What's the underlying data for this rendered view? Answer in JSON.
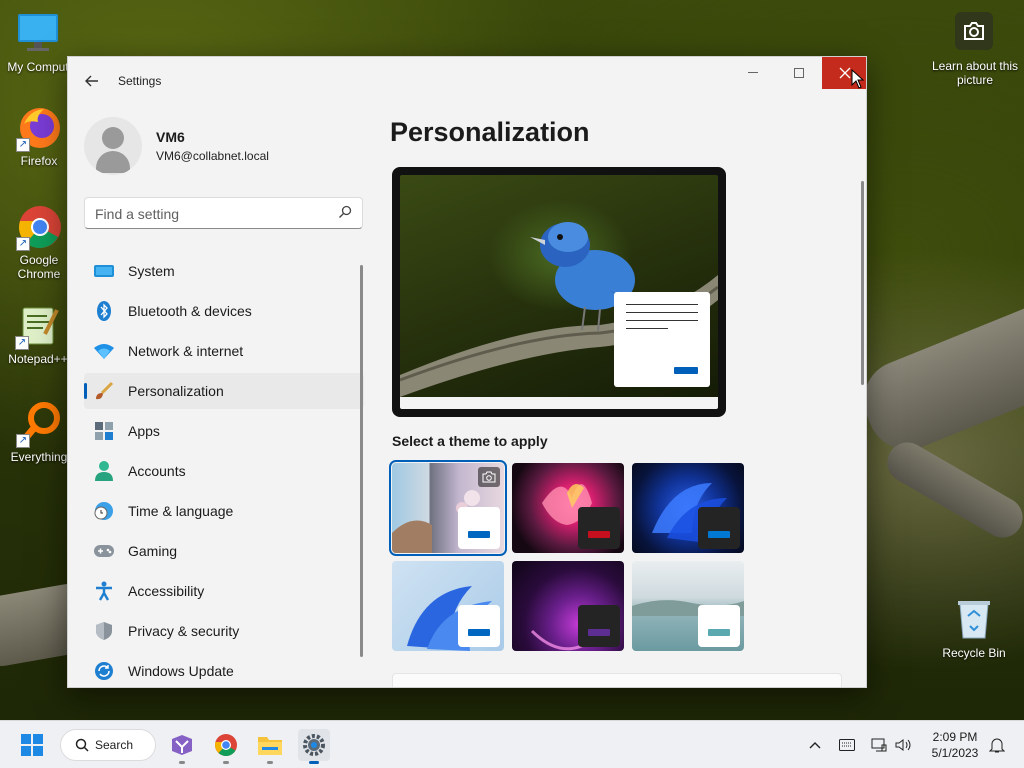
{
  "desktop": {
    "icons": [
      {
        "label": "My Comput"
      },
      {
        "label": "Firefox"
      },
      {
        "label": "Google Chrome"
      },
      {
        "label": "Notepad++"
      },
      {
        "label": "Everything"
      }
    ],
    "learn_label": "Learn about this picture",
    "recycle_label": "Recycle Bin"
  },
  "window": {
    "title": "Settings",
    "profile": {
      "name": "VM6",
      "email": "VM6@collabnet.local"
    },
    "search_placeholder": "Find a setting",
    "nav": [
      {
        "label": "System",
        "icon": "monitor-icon"
      },
      {
        "label": "Bluetooth & devices",
        "icon": "bluetooth-icon"
      },
      {
        "label": "Network & internet",
        "icon": "wifi-icon"
      },
      {
        "label": "Personalization",
        "icon": "brush-icon",
        "selected": true
      },
      {
        "label": "Apps",
        "icon": "apps-icon"
      },
      {
        "label": "Accounts",
        "icon": "person-icon"
      },
      {
        "label": "Time & language",
        "icon": "globe-clock-icon"
      },
      {
        "label": "Gaming",
        "icon": "gamepad-icon"
      },
      {
        "label": "Accessibility",
        "icon": "accessibility-icon"
      },
      {
        "label": "Privacy & security",
        "icon": "shield-icon"
      },
      {
        "label": "Windows Update",
        "icon": "update-icon"
      }
    ],
    "page_title": "Personalization",
    "themes_label": "Select a theme to apply",
    "colors": {
      "accent": "#005fb8",
      "close": "#c42b1c"
    }
  },
  "taskbar": {
    "search_label": "Search",
    "time": "2:09 PM",
    "date": "5/1/2023"
  }
}
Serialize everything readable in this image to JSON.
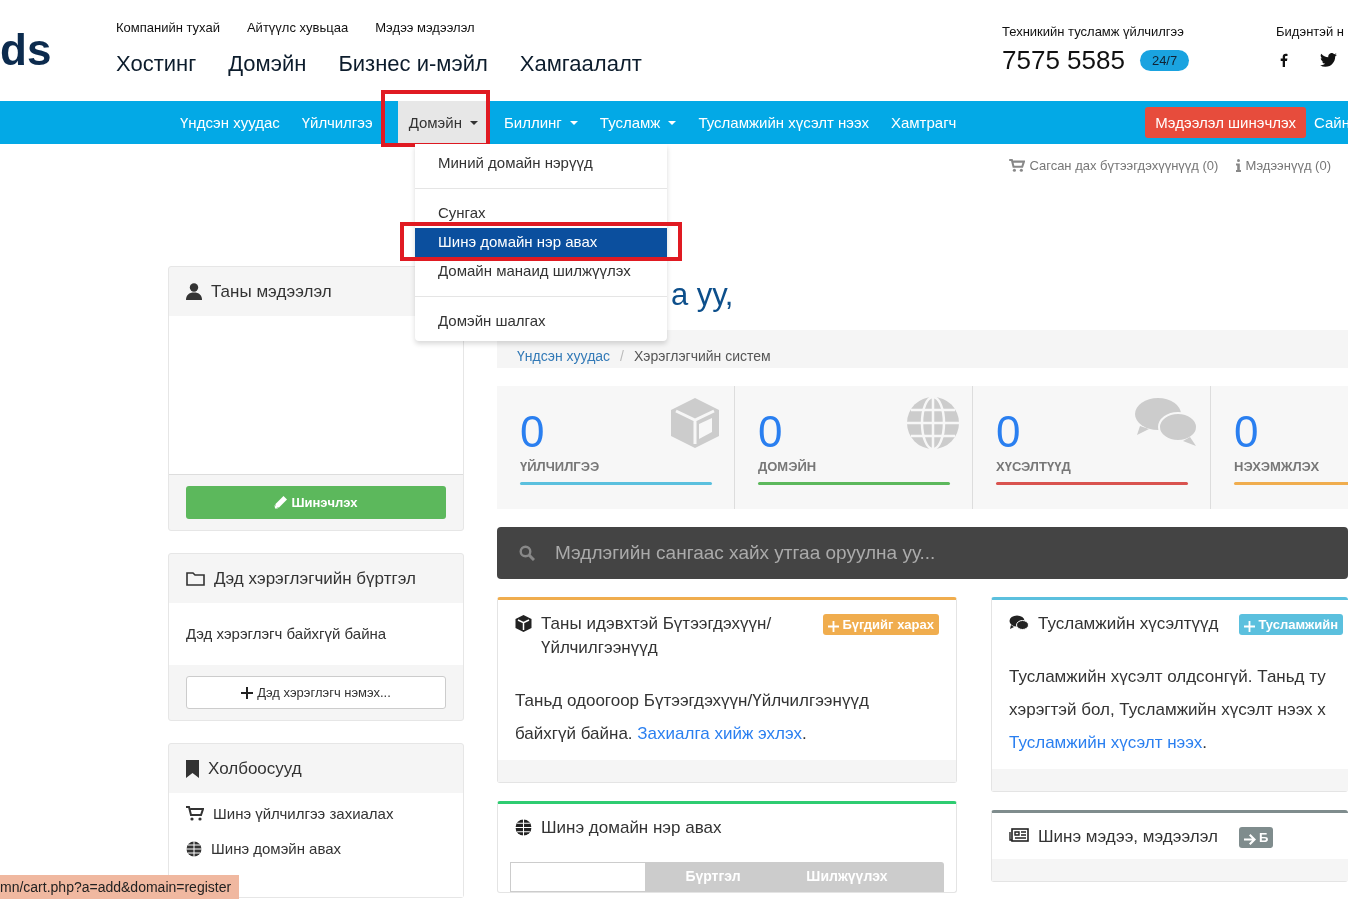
{
  "logo": "ds",
  "top_links": [
    "Компанийн тухай",
    "Айтүүлс хувьцаа",
    "Мэдээ мэдээлэл"
  ],
  "main_menu": [
    "Хостинг",
    "Домэйн",
    "Бизнес и-мэйл",
    "Хамгаалалт"
  ],
  "support": {
    "label": "Техникийн тусламж үйлчилгээ",
    "phone": "7575 5585",
    "badge": "24/7"
  },
  "social": {
    "label": "Бидэнтэй н"
  },
  "nav": {
    "items": [
      {
        "label": "Үндсэн хуудас",
        "dropdown": false,
        "selected": false,
        "annotated": false
      },
      {
        "label": "Үйлчилгээ",
        "dropdown": false,
        "selected": false,
        "annotated": false
      },
      {
        "label": "Домэйн",
        "dropdown": true,
        "selected": true,
        "annotated": true
      },
      {
        "label": "Биллинг",
        "dropdown": true,
        "selected": false,
        "annotated": false
      },
      {
        "label": "Тусламж",
        "dropdown": true,
        "selected": false,
        "annotated": false
      },
      {
        "label": "Тусламжийн хүсэлт нээх",
        "dropdown": false,
        "selected": false,
        "annotated": false
      },
      {
        "label": "Хамтрагч",
        "dropdown": false,
        "selected": false,
        "annotated": false
      }
    ],
    "update_button": "Мэдээлэл шинэчлэх",
    "greeting": "Сайн"
  },
  "dropdown": [
    {
      "label": "Миний домайн нэрүүд",
      "selected": false,
      "annotated": false,
      "divider_after": true
    },
    {
      "label": "Сунгах",
      "selected": false,
      "annotated": false,
      "divider_after": false
    },
    {
      "label": "Шинэ домайн нэр авах",
      "selected": true,
      "annotated": true,
      "divider_after": false
    },
    {
      "label": "Домайн манаид шилжүүлэх",
      "selected": false,
      "annotated": false,
      "divider_after": true
    },
    {
      "label": "Домэйн шалгах",
      "selected": false,
      "annotated": false,
      "divider_after": false
    }
  ],
  "cart_links": [
    {
      "kind": "cart",
      "label": "Сагсан дах бүтээгдэхүүнүүд (0)"
    },
    {
      "kind": "info",
      "label": "Мэдээнүүд (0)"
    }
  ],
  "sidebar": [
    {
      "kind": "profile",
      "title": "Таны мэдээлэл",
      "button": "Шинэчлэх"
    },
    {
      "kind": "contacts",
      "title": "Дэд хэрэглэгчийн бүртгэл",
      "text": "Дэд хэрэглэгч байхгүй байна",
      "button": "Дэд хэрэглэгч нэмэх..."
    },
    {
      "kind": "links",
      "title": "Холбоосууд",
      "items": [
        {
          "kind": "cart",
          "label": "Шинэ үйлчилгээ захиалах"
        },
        {
          "kind": "globe",
          "label": "Шинэ домэйн авах"
        }
      ]
    }
  ],
  "heading": "а уу,",
  "breadcrumb": [
    "Үндсэн хуудас",
    "Хэрэглэгчийн систем"
  ],
  "breadcrumb_separator": "/",
  "stats": [
    {
      "kind": "box",
      "value": "0",
      "label": "ҮЙЛЧИЛГЭЭ",
      "color": "#5bc0de"
    },
    {
      "kind": "globe",
      "value": "0",
      "label": "ДОМЭЙН",
      "color": "#5cb85c"
    },
    {
      "kind": "chat",
      "value": "0",
      "label": "ХҮСЭЛТҮҮД",
      "color": "#d9534f"
    },
    {
      "kind": "none",
      "value": "0",
      "label": "НЭХЭМЖЛЭХ",
      "color": "#f0ad4e"
    }
  ],
  "search": {
    "placeholder": "Мэдлэгийн сангаас хайх утгаа оруулна уу..."
  },
  "panels": [
    [
      {
        "kind": "products",
        "title": "Таны идэвхтэй Бүтээгдэхүүн/ Үйлчилгээнүүд",
        "color": "#f0ad4e",
        "button": {
          "kind": "plus",
          "label": "Бүгдийг харах"
        },
        "text": "Таньд одоогоор Бүтээгдэхүүн/Үйлчилгээнүүд байхгүй байна.",
        "link": "Захиалга хийж эхлэх",
        "end": "."
      },
      {
        "kind": "domain",
        "title": "Шинэ домайн нэр авах",
        "color": "#2ecc71",
        "tabs": [
          {
            "selected": true
          },
          {
            "label": "Бүртгэл",
            "selected": false
          },
          {
            "label": "Шилжүүлэх",
            "selected": false
          }
        ]
      }
    ],
    [
      {
        "kind": "tickets",
        "title": "Тусламжийн хүсэлтүүд",
        "color": "#5bc0de",
        "button": {
          "kind": "plus",
          "label": "Тусламжийн"
        },
        "lines": [
          "Тусламжийн хүсэлт олдсонгүй. Таньд ту",
          "хэрэгтэй бол, Тусламжийн хүсэлт нээх х"
        ],
        "link": "Тусламжийн хүсэлт нээх",
        "end": "."
      },
      {
        "kind": "news",
        "title": "Шинэ мэдээ, мэдээлэл",
        "color": "#7f8c8d",
        "button": {
          "kind": "arrow",
          "label": "Б"
        }
      }
    ]
  ],
  "status_url": "mn/cart.php?a=add&domain=register"
}
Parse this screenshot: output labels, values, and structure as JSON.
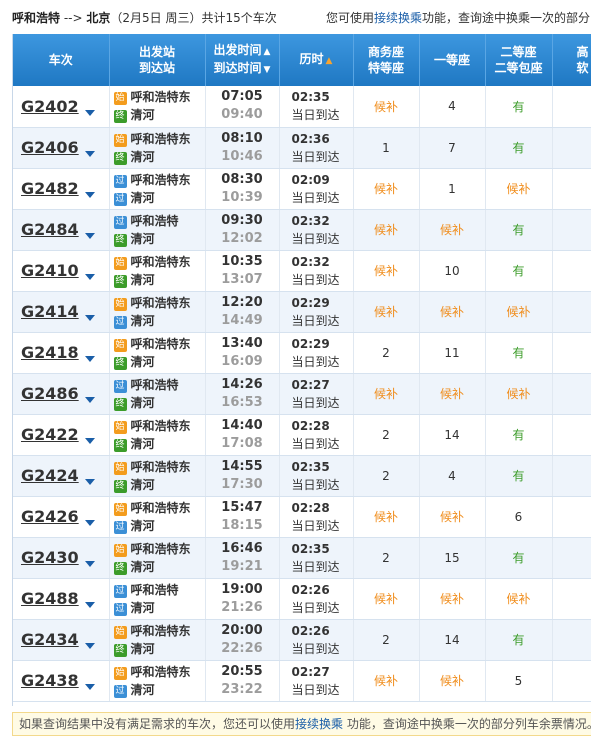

______________________________

What to work on ▸ How many lines in the records above contain the word "domain"? Reply with the number and nothing more.

The response ▸ 2